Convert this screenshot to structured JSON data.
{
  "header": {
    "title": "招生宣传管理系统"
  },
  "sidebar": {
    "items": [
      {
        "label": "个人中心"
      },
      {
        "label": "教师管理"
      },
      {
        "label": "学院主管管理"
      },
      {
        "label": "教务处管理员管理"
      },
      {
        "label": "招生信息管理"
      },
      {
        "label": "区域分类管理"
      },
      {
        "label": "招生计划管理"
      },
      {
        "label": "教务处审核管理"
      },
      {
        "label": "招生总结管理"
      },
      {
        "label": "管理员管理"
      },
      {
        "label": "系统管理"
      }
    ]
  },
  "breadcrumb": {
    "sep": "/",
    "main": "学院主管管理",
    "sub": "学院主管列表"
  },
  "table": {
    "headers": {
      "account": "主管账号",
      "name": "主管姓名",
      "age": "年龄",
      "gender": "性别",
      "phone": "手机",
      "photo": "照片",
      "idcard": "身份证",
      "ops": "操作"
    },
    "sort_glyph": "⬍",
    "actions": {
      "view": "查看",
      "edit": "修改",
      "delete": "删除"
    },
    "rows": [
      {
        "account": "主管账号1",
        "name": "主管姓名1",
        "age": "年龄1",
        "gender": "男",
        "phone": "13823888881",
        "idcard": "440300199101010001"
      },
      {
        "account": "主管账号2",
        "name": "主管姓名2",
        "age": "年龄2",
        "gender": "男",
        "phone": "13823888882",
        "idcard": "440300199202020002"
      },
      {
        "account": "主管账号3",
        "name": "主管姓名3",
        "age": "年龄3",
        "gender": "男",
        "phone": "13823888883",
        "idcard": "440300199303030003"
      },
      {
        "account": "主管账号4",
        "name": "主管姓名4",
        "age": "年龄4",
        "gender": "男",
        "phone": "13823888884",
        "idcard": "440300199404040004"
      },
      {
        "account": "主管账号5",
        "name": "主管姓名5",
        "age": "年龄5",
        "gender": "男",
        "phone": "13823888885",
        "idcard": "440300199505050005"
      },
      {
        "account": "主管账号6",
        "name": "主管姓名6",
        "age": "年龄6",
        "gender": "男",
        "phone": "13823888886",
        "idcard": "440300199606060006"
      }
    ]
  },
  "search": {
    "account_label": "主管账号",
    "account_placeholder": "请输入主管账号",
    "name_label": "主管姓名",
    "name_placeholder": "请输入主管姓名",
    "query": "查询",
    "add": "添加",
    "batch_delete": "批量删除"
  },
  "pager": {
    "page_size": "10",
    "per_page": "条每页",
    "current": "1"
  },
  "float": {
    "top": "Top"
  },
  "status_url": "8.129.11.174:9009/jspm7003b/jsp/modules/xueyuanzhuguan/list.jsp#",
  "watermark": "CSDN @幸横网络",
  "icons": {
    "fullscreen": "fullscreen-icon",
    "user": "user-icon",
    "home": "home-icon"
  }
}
§
__Set task__. Above are the records; copy all of them exactly.

__Output for this exercise__.
Convert this screenshot to structured JSON data.
{
  "header": {
    "title": "招生宣传管理系统"
  },
  "sidebar": {
    "items": [
      {
        "label": "个人中心"
      },
      {
        "label": "教师管理"
      },
      {
        "label": "学院主管管理"
      },
      {
        "label": "教务处管理员管理"
      },
      {
        "label": "招生信息管理"
      },
      {
        "label": "区域分类管理"
      },
      {
        "label": "招生计划管理"
      },
      {
        "label": "教务处审核管理"
      },
      {
        "label": "招生总结管理"
      },
      {
        "label": "管理员管理"
      },
      {
        "label": "系统管理"
      }
    ]
  },
  "breadcrumb": {
    "sep": "/",
    "main": "学院主管管理",
    "sub": "学院主管列表"
  },
  "table": {
    "headers": {
      "account": "主管账号",
      "name": "主管姓名",
      "age": "年龄",
      "gender": "性别",
      "phone": "手机",
      "photo": "照片",
      "idcard": "身份证",
      "ops": "操作"
    },
    "sort_glyph": "⬍",
    "actions": {
      "view": "查看",
      "edit": "修改",
      "delete": "删除"
    },
    "rows": [
      {
        "account": "主管账号1",
        "name": "主管姓名1",
        "age": "年龄1",
        "gender": "男",
        "phone": "13823888881",
        "idcard": "440300199101010001"
      },
      {
        "account": "主管账号2",
        "name": "主管姓名2",
        "age": "年龄2",
        "gender": "男",
        "phone": "13823888882",
        "idcard": "440300199202020002"
      },
      {
        "account": "主管账号3",
        "name": "主管姓名3",
        "age": "年龄3",
        "gender": "男",
        "phone": "13823888883",
        "idcard": "440300199303030003"
      },
      {
        "account": "主管账号4",
        "name": "主管姓名4",
        "age": "年龄4",
        "gender": "男",
        "phone": "13823888884",
        "idcard": "440300199404040004"
      },
      {
        "account": "主管账号5",
        "name": "主管姓名5",
        "age": "年龄5",
        "gender": "男",
        "phone": "13823888885",
        "idcard": "440300199505050005"
      },
      {
        "account": "主管账号6",
        "name": "主管姓名6",
        "age": "年龄6",
        "gender": "男",
        "phone": "13823888886",
        "idcard": "440300199606060006"
      }
    ]
  },
  "search": {
    "account_label": "主管账号",
    "account_placeholder": "请输入主管账号",
    "name_label": "主管姓名",
    "name_placeholder": "请输入主管姓名",
    "query": "查询",
    "add": "添加",
    "batch_delete": "批量删除"
  },
  "pager": {
    "page_size": "10",
    "per_page": "条每页",
    "current": "1"
  },
  "float": {
    "top": "Top"
  },
  "status_url": "8.129.11.174:9009/jspm7003b/jsp/modules/xueyuanzhuguan/list.jsp#",
  "watermark": "CSDN @幸横网络",
  "icons": {
    "fullscreen": "fullscreen-icon",
    "user": "user-icon",
    "home": "home-icon"
  }
}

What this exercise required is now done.